**Requirements:** Each of the entries should be retyped precisely as it appears.

**Extracted entries:**
- - - - -
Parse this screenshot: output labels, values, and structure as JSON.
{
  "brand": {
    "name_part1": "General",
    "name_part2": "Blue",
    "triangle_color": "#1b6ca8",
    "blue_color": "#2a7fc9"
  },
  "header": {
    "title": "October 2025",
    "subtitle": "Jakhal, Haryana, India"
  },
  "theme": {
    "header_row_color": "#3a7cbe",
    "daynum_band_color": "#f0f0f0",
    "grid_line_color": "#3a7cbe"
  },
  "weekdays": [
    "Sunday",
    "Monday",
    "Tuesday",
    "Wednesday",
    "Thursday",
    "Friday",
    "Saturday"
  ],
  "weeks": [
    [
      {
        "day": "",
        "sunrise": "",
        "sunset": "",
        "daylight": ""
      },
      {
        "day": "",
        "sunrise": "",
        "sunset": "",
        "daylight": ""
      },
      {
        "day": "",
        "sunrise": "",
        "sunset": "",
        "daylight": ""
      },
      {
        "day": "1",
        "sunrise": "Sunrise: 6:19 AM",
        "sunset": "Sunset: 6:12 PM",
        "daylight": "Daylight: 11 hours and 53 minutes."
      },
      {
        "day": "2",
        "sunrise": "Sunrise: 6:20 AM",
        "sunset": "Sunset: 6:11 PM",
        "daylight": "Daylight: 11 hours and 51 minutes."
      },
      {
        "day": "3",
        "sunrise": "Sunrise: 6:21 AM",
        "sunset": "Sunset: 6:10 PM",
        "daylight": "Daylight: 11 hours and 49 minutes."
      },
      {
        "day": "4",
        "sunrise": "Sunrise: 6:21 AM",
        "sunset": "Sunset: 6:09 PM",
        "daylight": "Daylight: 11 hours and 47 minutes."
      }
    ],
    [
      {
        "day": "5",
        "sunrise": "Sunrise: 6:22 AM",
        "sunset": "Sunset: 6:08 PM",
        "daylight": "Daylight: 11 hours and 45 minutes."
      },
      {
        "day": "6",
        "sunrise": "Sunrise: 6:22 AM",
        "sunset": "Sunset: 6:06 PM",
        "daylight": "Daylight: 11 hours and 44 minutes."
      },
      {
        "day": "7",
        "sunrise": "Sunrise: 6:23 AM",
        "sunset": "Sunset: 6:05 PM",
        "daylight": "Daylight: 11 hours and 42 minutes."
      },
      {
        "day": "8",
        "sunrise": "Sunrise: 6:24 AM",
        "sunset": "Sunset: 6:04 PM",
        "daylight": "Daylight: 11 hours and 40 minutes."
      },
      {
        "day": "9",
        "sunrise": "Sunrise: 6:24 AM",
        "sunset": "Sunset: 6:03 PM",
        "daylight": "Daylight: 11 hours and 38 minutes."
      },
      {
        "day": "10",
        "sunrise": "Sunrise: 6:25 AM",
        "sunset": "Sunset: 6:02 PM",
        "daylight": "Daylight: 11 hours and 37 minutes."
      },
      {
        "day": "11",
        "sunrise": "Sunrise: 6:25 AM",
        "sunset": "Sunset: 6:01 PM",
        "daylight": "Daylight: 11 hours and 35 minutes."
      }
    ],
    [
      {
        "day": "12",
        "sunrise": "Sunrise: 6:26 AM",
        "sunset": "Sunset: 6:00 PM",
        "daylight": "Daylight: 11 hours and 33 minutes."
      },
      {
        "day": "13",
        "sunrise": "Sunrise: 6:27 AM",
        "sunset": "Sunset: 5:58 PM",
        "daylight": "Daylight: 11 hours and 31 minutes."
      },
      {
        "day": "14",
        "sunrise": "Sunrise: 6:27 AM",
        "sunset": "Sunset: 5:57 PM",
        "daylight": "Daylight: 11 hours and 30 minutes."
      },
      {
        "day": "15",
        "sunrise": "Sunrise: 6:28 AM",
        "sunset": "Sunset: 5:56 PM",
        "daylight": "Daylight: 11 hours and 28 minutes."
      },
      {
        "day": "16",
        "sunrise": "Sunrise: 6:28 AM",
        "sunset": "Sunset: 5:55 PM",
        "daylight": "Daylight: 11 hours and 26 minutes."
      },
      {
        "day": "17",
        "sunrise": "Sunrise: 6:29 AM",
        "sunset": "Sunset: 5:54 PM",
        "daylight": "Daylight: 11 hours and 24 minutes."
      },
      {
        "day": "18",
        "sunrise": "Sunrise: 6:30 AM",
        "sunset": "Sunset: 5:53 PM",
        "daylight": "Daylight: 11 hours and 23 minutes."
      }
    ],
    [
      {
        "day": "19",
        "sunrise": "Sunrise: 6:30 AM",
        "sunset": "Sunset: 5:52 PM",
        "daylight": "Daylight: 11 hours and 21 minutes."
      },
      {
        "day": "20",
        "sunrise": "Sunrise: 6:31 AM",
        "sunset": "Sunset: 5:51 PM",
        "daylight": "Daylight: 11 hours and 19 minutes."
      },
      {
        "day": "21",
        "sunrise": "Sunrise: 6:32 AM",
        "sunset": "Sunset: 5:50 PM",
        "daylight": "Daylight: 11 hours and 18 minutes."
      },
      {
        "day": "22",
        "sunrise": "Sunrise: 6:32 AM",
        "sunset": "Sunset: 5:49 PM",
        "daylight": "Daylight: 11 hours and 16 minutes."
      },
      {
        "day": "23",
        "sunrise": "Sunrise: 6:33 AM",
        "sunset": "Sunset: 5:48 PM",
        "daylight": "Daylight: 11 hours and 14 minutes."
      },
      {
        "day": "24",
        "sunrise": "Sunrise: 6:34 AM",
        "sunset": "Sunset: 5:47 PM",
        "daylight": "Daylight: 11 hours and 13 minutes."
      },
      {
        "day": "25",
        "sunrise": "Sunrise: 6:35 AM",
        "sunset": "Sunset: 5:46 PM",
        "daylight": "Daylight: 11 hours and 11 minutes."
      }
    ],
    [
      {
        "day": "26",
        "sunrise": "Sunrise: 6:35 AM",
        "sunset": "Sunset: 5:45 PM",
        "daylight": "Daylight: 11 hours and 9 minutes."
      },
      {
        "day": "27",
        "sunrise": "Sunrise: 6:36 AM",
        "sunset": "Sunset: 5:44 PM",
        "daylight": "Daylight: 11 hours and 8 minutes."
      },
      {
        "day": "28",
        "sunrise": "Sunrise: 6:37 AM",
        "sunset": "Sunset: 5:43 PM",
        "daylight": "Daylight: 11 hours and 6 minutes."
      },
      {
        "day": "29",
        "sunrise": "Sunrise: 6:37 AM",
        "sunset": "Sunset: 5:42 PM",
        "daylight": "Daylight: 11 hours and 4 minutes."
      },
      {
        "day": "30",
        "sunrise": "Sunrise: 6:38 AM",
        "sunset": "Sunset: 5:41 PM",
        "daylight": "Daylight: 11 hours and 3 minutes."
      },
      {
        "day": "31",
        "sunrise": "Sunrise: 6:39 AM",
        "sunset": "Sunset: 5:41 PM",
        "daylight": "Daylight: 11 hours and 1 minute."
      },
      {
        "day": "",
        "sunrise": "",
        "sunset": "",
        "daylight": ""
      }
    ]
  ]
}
- - - - -
**Right answer:**
Parse this screenshot: output labels, values, and structure as JSON.
{
  "brand": {
    "name_part1": "General",
    "name_part2": "Blue",
    "triangle_color": "#1b6ca8",
    "blue_color": "#2a7fc9"
  },
  "header": {
    "title": "October 2025",
    "subtitle": "Jakhal, Haryana, India"
  },
  "theme": {
    "header_row_color": "#3a7cbe",
    "daynum_band_color": "#f0f0f0",
    "grid_line_color": "#3a7cbe"
  },
  "weekdays": [
    "Sunday",
    "Monday",
    "Tuesday",
    "Wednesday",
    "Thursday",
    "Friday",
    "Saturday"
  ],
  "weeks": [
    [
      {
        "day": "",
        "sunrise": "",
        "sunset": "",
        "daylight": ""
      },
      {
        "day": "",
        "sunrise": "",
        "sunset": "",
        "daylight": ""
      },
      {
        "day": "",
        "sunrise": "",
        "sunset": "",
        "daylight": ""
      },
      {
        "day": "1",
        "sunrise": "Sunrise: 6:19 AM",
        "sunset": "Sunset: 6:12 PM",
        "daylight": "Daylight: 11 hours and 53 minutes."
      },
      {
        "day": "2",
        "sunrise": "Sunrise: 6:20 AM",
        "sunset": "Sunset: 6:11 PM",
        "daylight": "Daylight: 11 hours and 51 minutes."
      },
      {
        "day": "3",
        "sunrise": "Sunrise: 6:21 AM",
        "sunset": "Sunset: 6:10 PM",
        "daylight": "Daylight: 11 hours and 49 minutes."
      },
      {
        "day": "4",
        "sunrise": "Sunrise: 6:21 AM",
        "sunset": "Sunset: 6:09 PM",
        "daylight": "Daylight: 11 hours and 47 minutes."
      }
    ],
    [
      {
        "day": "5",
        "sunrise": "Sunrise: 6:22 AM",
        "sunset": "Sunset: 6:08 PM",
        "daylight": "Daylight: 11 hours and 45 minutes."
      },
      {
        "day": "6",
        "sunrise": "Sunrise: 6:22 AM",
        "sunset": "Sunset: 6:06 PM",
        "daylight": "Daylight: 11 hours and 44 minutes."
      },
      {
        "day": "7",
        "sunrise": "Sunrise: 6:23 AM",
        "sunset": "Sunset: 6:05 PM",
        "daylight": "Daylight: 11 hours and 42 minutes."
      },
      {
        "day": "8",
        "sunrise": "Sunrise: 6:24 AM",
        "sunset": "Sunset: 6:04 PM",
        "daylight": "Daylight: 11 hours and 40 minutes."
      },
      {
        "day": "9",
        "sunrise": "Sunrise: 6:24 AM",
        "sunset": "Sunset: 6:03 PM",
        "daylight": "Daylight: 11 hours and 38 minutes."
      },
      {
        "day": "10",
        "sunrise": "Sunrise: 6:25 AM",
        "sunset": "Sunset: 6:02 PM",
        "daylight": "Daylight: 11 hours and 37 minutes."
      },
      {
        "day": "11",
        "sunrise": "Sunrise: 6:25 AM",
        "sunset": "Sunset: 6:01 PM",
        "daylight": "Daylight: 11 hours and 35 minutes."
      }
    ],
    [
      {
        "day": "12",
        "sunrise": "Sunrise: 6:26 AM",
        "sunset": "Sunset: 6:00 PM",
        "daylight": "Daylight: 11 hours and 33 minutes."
      },
      {
        "day": "13",
        "sunrise": "Sunrise: 6:27 AM",
        "sunset": "Sunset: 5:58 PM",
        "daylight": "Daylight: 11 hours and 31 minutes."
      },
      {
        "day": "14",
        "sunrise": "Sunrise: 6:27 AM",
        "sunset": "Sunset: 5:57 PM",
        "daylight": "Daylight: 11 hours and 30 minutes."
      },
      {
        "day": "15",
        "sunrise": "Sunrise: 6:28 AM",
        "sunset": "Sunset: 5:56 PM",
        "daylight": "Daylight: 11 hours and 28 minutes."
      },
      {
        "day": "16",
        "sunrise": "Sunrise: 6:28 AM",
        "sunset": "Sunset: 5:55 PM",
        "daylight": "Daylight: 11 hours and 26 minutes."
      },
      {
        "day": "17",
        "sunrise": "Sunrise: 6:29 AM",
        "sunset": "Sunset: 5:54 PM",
        "daylight": "Daylight: 11 hours and 24 minutes."
      },
      {
        "day": "18",
        "sunrise": "Sunrise: 6:30 AM",
        "sunset": "Sunset: 5:53 PM",
        "daylight": "Daylight: 11 hours and 23 minutes."
      }
    ],
    [
      {
        "day": "19",
        "sunrise": "Sunrise: 6:30 AM",
        "sunset": "Sunset: 5:52 PM",
        "daylight": "Daylight: 11 hours and 21 minutes."
      },
      {
        "day": "20",
        "sunrise": "Sunrise: 6:31 AM",
        "sunset": "Sunset: 5:51 PM",
        "daylight": "Daylight: 11 hours and 19 minutes."
      },
      {
        "day": "21",
        "sunrise": "Sunrise: 6:32 AM",
        "sunset": "Sunset: 5:50 PM",
        "daylight": "Daylight: 11 hours and 18 minutes."
      },
      {
        "day": "22",
        "sunrise": "Sunrise: 6:32 AM",
        "sunset": "Sunset: 5:49 PM",
        "daylight": "Daylight: 11 hours and 16 minutes."
      },
      {
        "day": "23",
        "sunrise": "Sunrise: 6:33 AM",
        "sunset": "Sunset: 5:48 PM",
        "daylight": "Daylight: 11 hours and 14 minutes."
      },
      {
        "day": "24",
        "sunrise": "Sunrise: 6:34 AM",
        "sunset": "Sunset: 5:47 PM",
        "daylight": "Daylight: 11 hours and 13 minutes."
      },
      {
        "day": "25",
        "sunrise": "Sunrise: 6:35 AM",
        "sunset": "Sunset: 5:46 PM",
        "daylight": "Daylight: 11 hours and 11 minutes."
      }
    ],
    [
      {
        "day": "26",
        "sunrise": "Sunrise: 6:35 AM",
        "sunset": "Sunset: 5:45 PM",
        "daylight": "Daylight: 11 hours and 9 minutes."
      },
      {
        "day": "27",
        "sunrise": "Sunrise: 6:36 AM",
        "sunset": "Sunset: 5:44 PM",
        "daylight": "Daylight: 11 hours and 8 minutes."
      },
      {
        "day": "28",
        "sunrise": "Sunrise: 6:37 AM",
        "sunset": "Sunset: 5:43 PM",
        "daylight": "Daylight: 11 hours and 6 minutes."
      },
      {
        "day": "29",
        "sunrise": "Sunrise: 6:37 AM",
        "sunset": "Sunset: 5:42 PM",
        "daylight": "Daylight: 11 hours and 4 minutes."
      },
      {
        "day": "30",
        "sunrise": "Sunrise: 6:38 AM",
        "sunset": "Sunset: 5:41 PM",
        "daylight": "Daylight: 11 hours and 3 minutes."
      },
      {
        "day": "31",
        "sunrise": "Sunrise: 6:39 AM",
        "sunset": "Sunset: 5:41 PM",
        "daylight": "Daylight: 11 hours and 1 minute."
      },
      {
        "day": "",
        "sunrise": "",
        "sunset": "",
        "daylight": ""
      }
    ]
  ]
}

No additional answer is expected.